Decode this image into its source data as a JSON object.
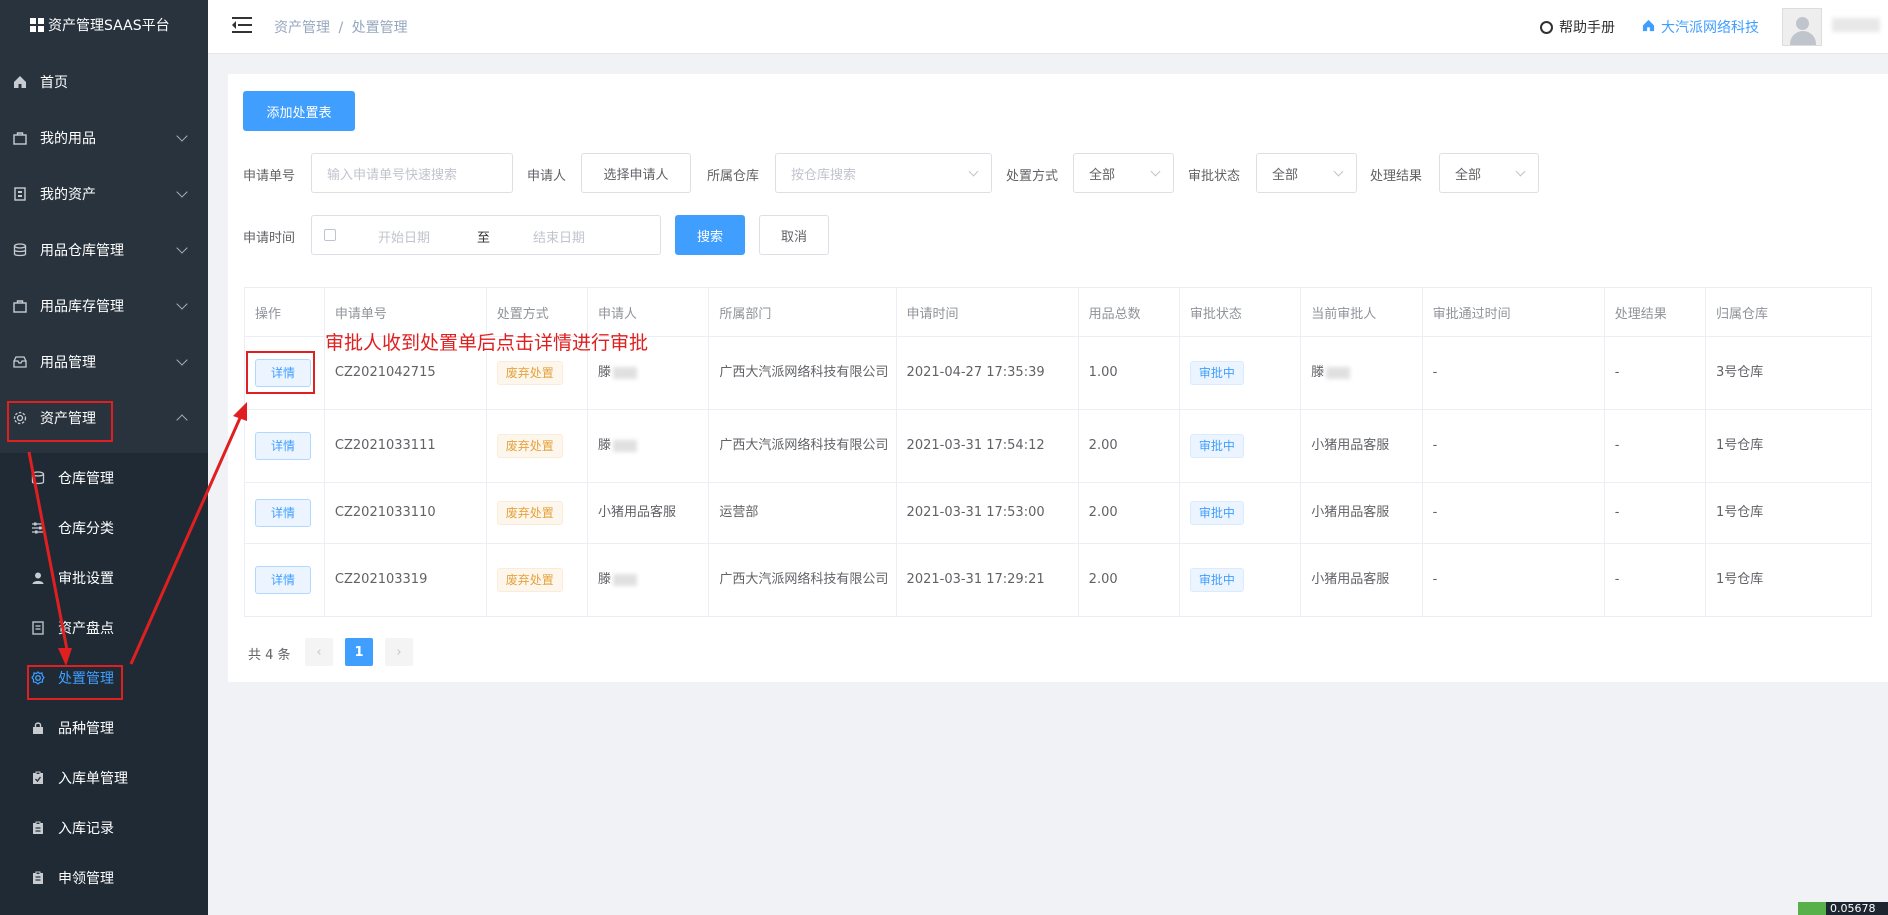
{
  "app_title": "资产管理SAAS平台",
  "sidebar": {
    "items": [
      {
        "label": "首页"
      },
      {
        "label": "我的用品"
      },
      {
        "label": "我的资产"
      },
      {
        "label": "用品仓库管理"
      },
      {
        "label": "用品库存管理"
      },
      {
        "label": "用品管理"
      },
      {
        "label": "资产管理"
      }
    ],
    "sub_items": [
      {
        "label": "仓库管理"
      },
      {
        "label": "仓库分类"
      },
      {
        "label": "审批设置"
      },
      {
        "label": "资产盘点"
      },
      {
        "label": "处置管理"
      },
      {
        "label": "品种管理"
      },
      {
        "label": "入库单管理"
      },
      {
        "label": "入库记录"
      },
      {
        "label": "申领管理"
      }
    ]
  },
  "header": {
    "breadcrumb_parent": "资产管理",
    "breadcrumb_sep": "/",
    "breadcrumb_current": "处置管理",
    "help_label": "帮助手册",
    "company_label": "大汽派网络科技"
  },
  "toolbar": {
    "add_label": "添加处置表"
  },
  "filters": {
    "apply_no_label": "申请单号",
    "apply_no_placeholder": "输入申请单号快速搜索",
    "applicant_label": "申请人",
    "applicant_button": "选择申请人",
    "warehouse_label": "所属仓库",
    "warehouse_placeholder": "按仓库搜索",
    "method_label": "处置方式",
    "method_value": "全部",
    "approval_label": "审批状态",
    "approval_value": "全部",
    "result_label": "处理结果",
    "result_value": "全部",
    "time_label": "申请时间",
    "start_placeholder": "开始日期",
    "range_sep": "至",
    "end_placeholder": "结束日期",
    "search_label": "搜索",
    "cancel_label": "取消"
  },
  "table": {
    "headers": [
      "操作",
      "申请单号",
      "处置方式",
      "申请人",
      "所属部门",
      "申请时间",
      "用品总数",
      "审批状态",
      "当前审批人",
      "审批通过时间",
      "处理结果",
      "归属仓库"
    ],
    "detail_label": "详情",
    "rows": [
      {
        "no": "CZ2021042715",
        "method": "废弃处置",
        "applicant": "滕",
        "dept": "广西大汽派网络科技有限公司",
        "time": "2021-04-27 17:35:39",
        "total": "1.00",
        "status": "审批中",
        "approver": "滕",
        "pass_time": "-",
        "result": "-",
        "warehouse": "3号仓库"
      },
      {
        "no": "CZ2021033111",
        "method": "废弃处置",
        "applicant": "滕",
        "dept": "广西大汽派网络科技有限公司",
        "time": "2021-03-31 17:54:12",
        "total": "2.00",
        "status": "审批中",
        "approver": "小猪用品客服",
        "pass_time": "-",
        "result": "-",
        "warehouse": "1号仓库"
      },
      {
        "no": "CZ2021033110",
        "method": "废弃处置",
        "applicant": "小猪用品客服",
        "dept": "运营部",
        "time": "2021-03-31 17:53:00",
        "total": "2.00",
        "status": "审批中",
        "approver": "小猪用品客服",
        "pass_time": "-",
        "result": "-",
        "warehouse": "1号仓库"
      },
      {
        "no": "CZ202103319",
        "method": "废弃处置",
        "applicant": "滕",
        "dept": "广西大汽派网络科技有限公司",
        "time": "2021-03-31 17:29:21",
        "total": "2.00",
        "status": "审批中",
        "approver": "小猪用品客服",
        "pass_time": "-",
        "result": "-",
        "warehouse": "1号仓库"
      }
    ]
  },
  "pagination": {
    "total_text": "共 4 条",
    "current_page": "1",
    "prev": "‹",
    "next": "›"
  },
  "annotation": {
    "note": "审批人收到处置单后点击详情进行审批",
    "color": "#e02020"
  },
  "corner_badge": "0.05678",
  "colors": {
    "sidebar_bg": "#28333e",
    "primary": "#409eff",
    "warning": "#e6a23c"
  }
}
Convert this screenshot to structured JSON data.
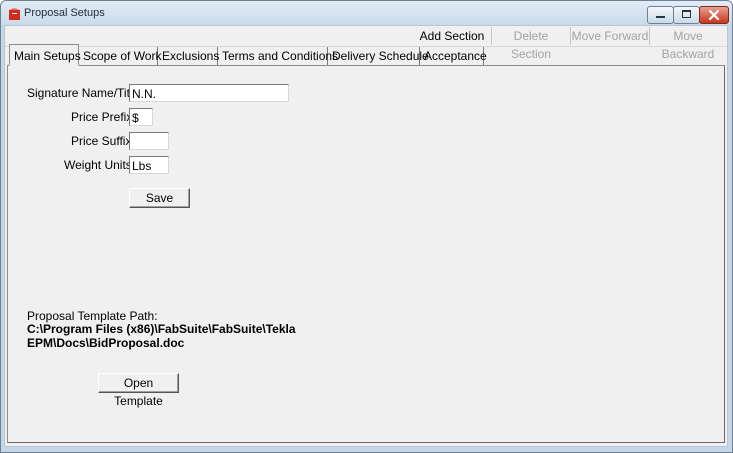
{
  "window": {
    "title": "Proposal Setups",
    "icon": "red-document-icon",
    "controls": [
      "minimize-icon",
      "maximize-icon",
      "close-icon"
    ]
  },
  "toolbar": {
    "add_section": "Add Section",
    "delete_section": "Delete Section",
    "move_forward": "Move Forward",
    "move_backward": "Move Backward"
  },
  "tabs": [
    {
      "label": "Main Setups",
      "active": true
    },
    {
      "label": "Scope of Work",
      "active": false
    },
    {
      "label": "Exclusions",
      "active": false
    },
    {
      "label": "Terms and Conditions",
      "active": false
    },
    {
      "label": "Delivery Schedule",
      "active": false
    },
    {
      "label": "Acceptance",
      "active": false
    }
  ],
  "form": {
    "signature_label": "Signature Name/Title:",
    "signature_value": "N.N.",
    "price_prefix_label": "Price Prefix:",
    "price_prefix_value": "$",
    "price_suffix_label": "Price Suffix:",
    "price_suffix_value": "",
    "weight_units_label": "Weight Units:",
    "weight_units_value": "Lbs",
    "save_label": "Save"
  },
  "template": {
    "path_label": "Proposal Template Path:",
    "path_line1": "C:\\Program Files (x86)\\FabSuite\\FabSuite\\Tekla",
    "path_line2": "EPM\\Docs\\BidProposal.doc",
    "open_label": "Open Template"
  },
  "colors": {
    "title_bar": "#cbdaea",
    "close_button": "#c7361d",
    "client_background": "#f0f0f0",
    "disabled_text": "#a3a3a3"
  }
}
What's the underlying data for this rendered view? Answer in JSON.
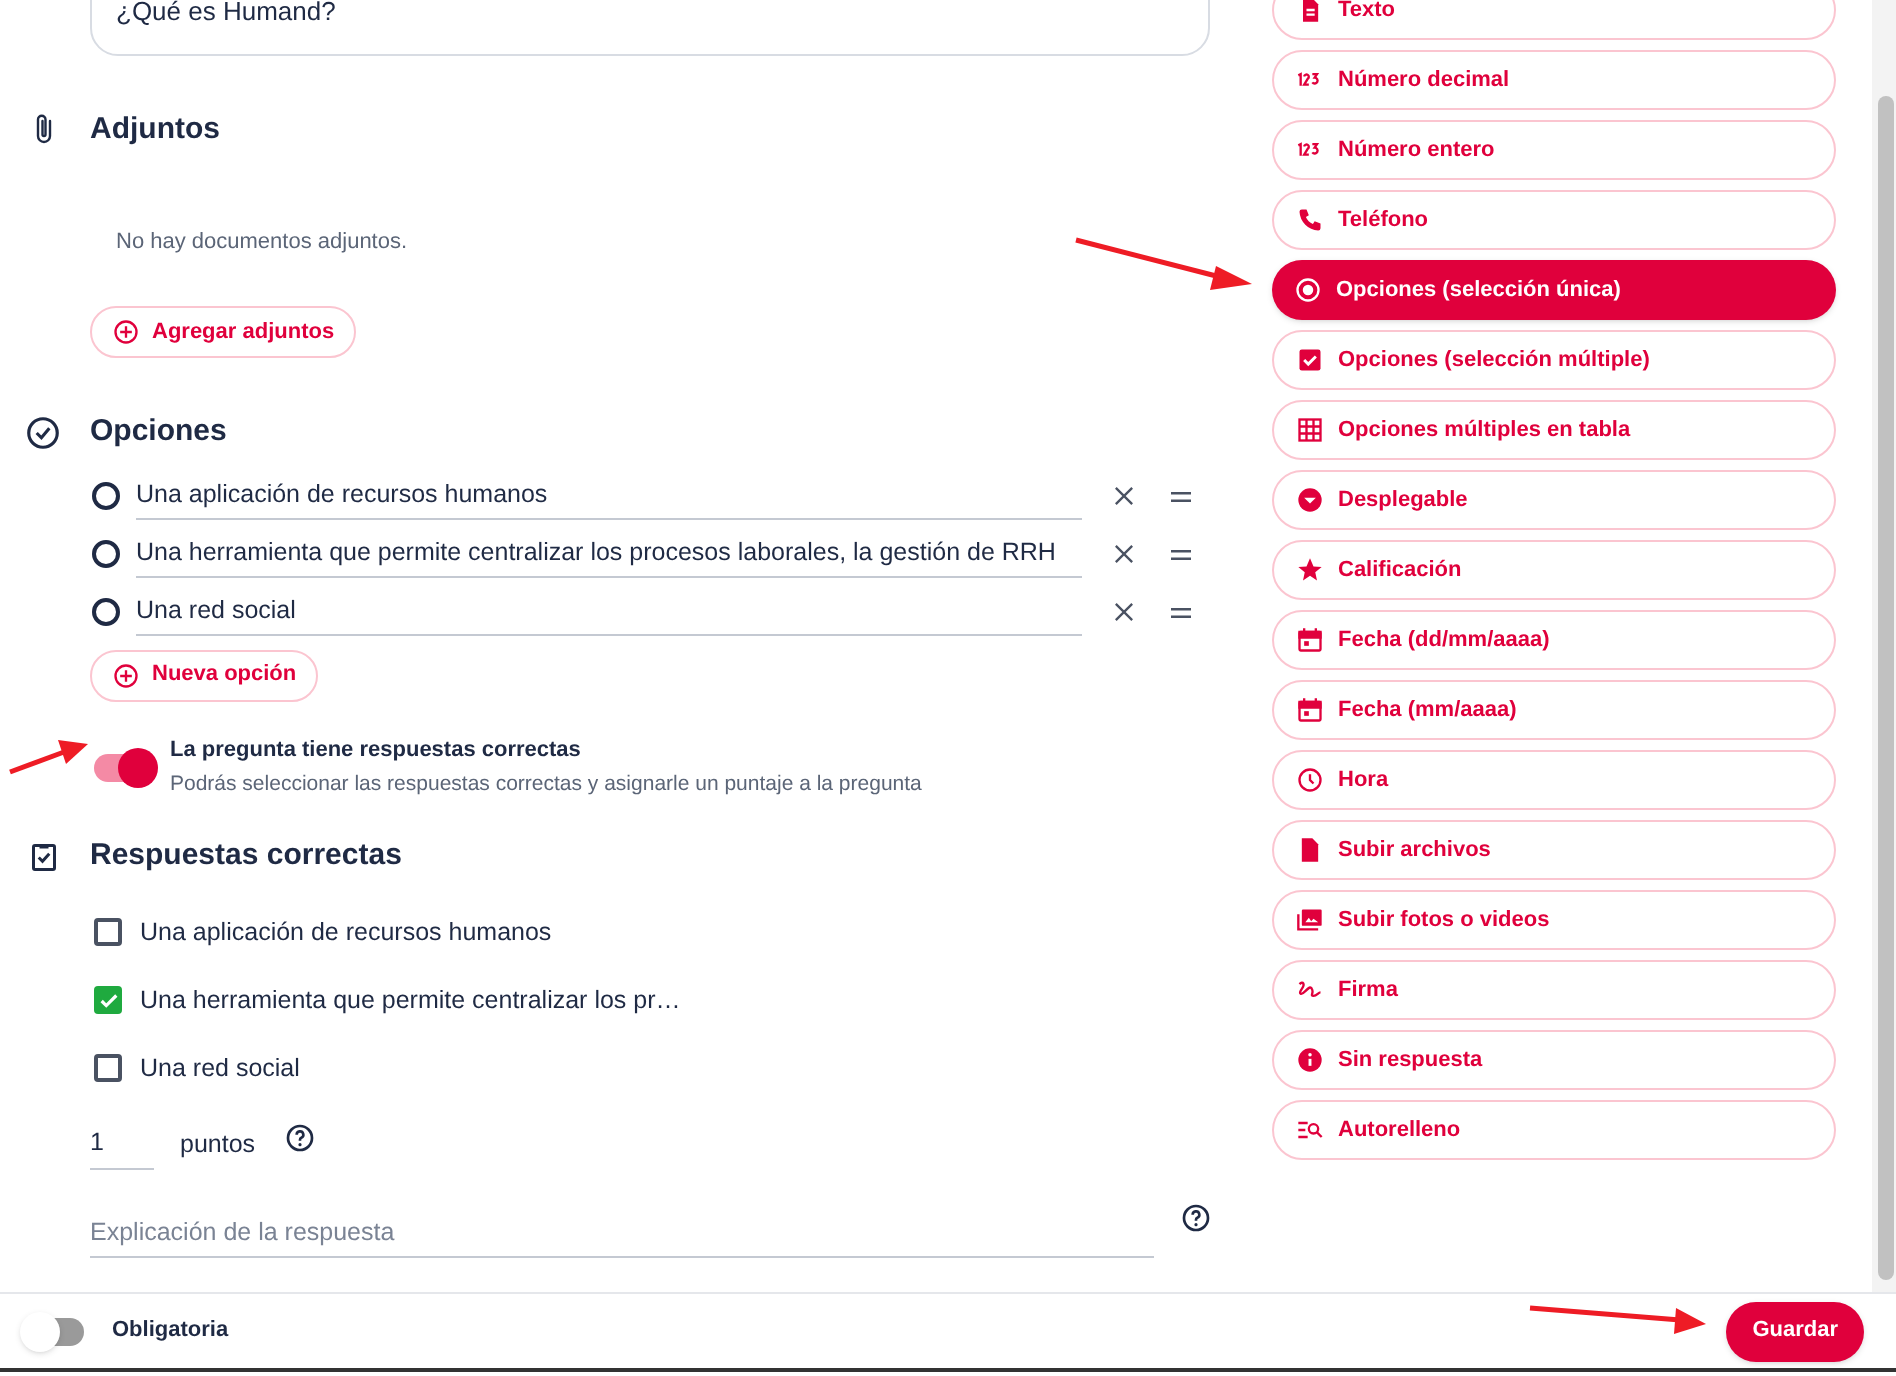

-------

To be done - Copy everything in the records above except the pictures, exactly as written.

Output for this task -
Decode this image into its source data as a JSON object.
{
  "app_title": "资产管理SAAS平台",
  "sidebar": {
    "items": [
      {
        "label": "首页"
      },
      {
        "label": "我的用品"
      },
      {
        "label": "我的资产"
      },
      {
        "label": "用品仓库管理"
      },
      {
        "label": "用品库存管理"
      },
      {
        "label": "用品管理"
      },
      {
        "label": "资产管理"
      }
    ],
    "sub_items": [
      {
        "label": "仓库管理"
      },
      {
        "label": "仓库分类"
      },
      {
        "label": "审批设置"
      },
      {
        "label": "资产盘点"
      },
      {
        "label": "处置管理"
      },
      {
        "label": "品种管理"
      },
      {
        "label": "入库单管理"
      },
      {
        "label": "入库记录"
      },
      {
        "label": "申领管理"
      }
    ]
  },
  "header": {
    "breadcrumb_parent": "资产管理",
    "breadcrumb_sep": "/",
    "breadcrumb_current": "处置管理",
    "help_label": "帮助手册",
    "company_label": "大汽派网络科技"
  },
  "toolbar": {
    "add_label": "添加处置表"
  },
  "filters": {
    "apply_no_label": "申请单号",
    "apply_no_placeholder": "输入申请单号快速搜索",
    "applicant_label": "申请人",
    "applicant_button": "选择申请人",
    "warehouse_label": "所属仓库",
    "warehouse_placeholder": "按仓库搜索",
    "method_label": "处置方式",
    "method_value": "全部",
    "approval_label": "审批状态",
    "approval_value": "全部",
    "result_label": "处理结果",
    "result_value": "全部",
    "time_label": "申请时间",
    "start_placeholder": "开始日期",
    "range_sep": "至",
    "end_placeholder": "结束日期",
    "search_label": "搜索",
    "cancel_label": "取消"
  },
  "table": {
    "headers": [
      "操作",
      "申请单号",
      "处置方式",
      "申请人",
      "所属部门",
      "申请时间",
      "用品总数",
      "审批状态",
      "当前审批人",
      "审批通过时间",
      "处理结果",
      "归属仓库"
    ],
    "detail_label": "详情",
    "rows": [
      {
        "no": "CZ2021042715",
        "method": "废弃处置",
        "applicant": "滕",
        "dept": "广西大汽派网络科技有限公司",
        "time": "2021-04-27 17:35:39",
        "total": "1.00",
        "status": "审批中",
        "approver": "滕",
        "pass_time": "-",
        "result": "-",
        "warehouse": "3号仓库"
      },
      {
        "no": "CZ2021033111",
        "method": "废弃处置",
        "applicant": "滕",
        "dept": "广西大汽派网络科技有限公司",
        "time": "2021-03-31 17:54:12",
        "total": "2.00",
        "status": "审批中",
        "approver": "小猪用品客服",
        "pass_time": "-",
        "result": "-",
        "warehouse": "1号仓库"
      },
      {
        "no": "CZ2021033110",
        "method": "废弃处置",
        "applicant": "小猪用品客服",
        "dept": "运营部",
        "time": "2021-03-31 17:53:00",
        "total": "2.00",
        "status": "审批中",
        "approver": "小猪用品客服",
        "pass_time": "-",
        "result": "-",
        "warehouse": "1号仓库"
      },
      {
        "no": "CZ202103319",
        "method": "废弃处置",
        "applicant": "滕",
        "dept": "广西大汽派网络科技有限公司",
        "time": "2021-03-31 17:29:21",
        "total": "2.00",
        "status": "审批中",
        "approver": "小猪用品客服",
        "pass_time": "-",
        "result": "-",
        "warehouse": "1号仓库"
      }
    ]
  },
  "pagination": {
    "total_text": "共 4 条",
    "current_page": "1",
    "prev": "‹",
    "next": "›"
  },
  "annotation": {
    "note": "审批人收到处置单后点击详情进行审批",
    "color": "#e02020"
  },
  "corner_badge": "0.05678",
  "colors": {
    "sidebar_bg": "#28333e",
    "primary": "#409eff",
    "warning": "#e6a23c"
  }
}
Convert this screenshot to structured JSON data.
{
  "window": {
    "title": "Proposal Setups",
    "icon": "red-document-icon",
    "controls": [
      "minimize-icon",
      "maximize-icon",
      "close-icon"
    ]
  },
  "toolbar": {
    "add_section": "Add Section",
    "delete_section": "Delete Section",
    "move_forward": "Move Forward",
    "move_backward": "Move Backward"
  },
  "tabs": [
    {
      "label": "Main Setups",
      "active": true
    },
    {
      "label": "Scope of Work",
      "active": false
    },
    {
      "label": "Exclusions",
      "active": false
    },
    {
      "label": "Terms and Conditions",
      "active": false
    },
    {
      "label": "Delivery Schedule",
      "active": false
    },
    {
      "label": "Acceptance",
      "active": false
    }
  ],
  "form": {
    "signature_label": "Signature Name/Title:",
    "signature_value": "N.N.",
    "price_prefix_label": "Price Prefix:",
    "price_prefix_value": "$",
    "price_suffix_label": "Price Suffix:",
    "price_suffix_value": "",
    "weight_units_label": "Weight Units:",
    "weight_units_value": "Lbs",
    "save_label": "Save"
  },
  "template": {
    "path_label": "Proposal Template Path:",
    "path_line1": "C:\\Program Files (x86)\\FabSuite\\FabSuite\\Tekla",
    "path_line2": "EPM\\Docs\\BidProposal.doc",
    "open_label": "Open Template"
  },
  "colors": {
    "title_bar": "#cbdaea",
    "close_button": "#c7361d",
    "client_background": "#f0f0f0",
    "disabled_text": "#a3a3a3"
  }
}
What's the underlying data for this rendered view? Answer in JSON.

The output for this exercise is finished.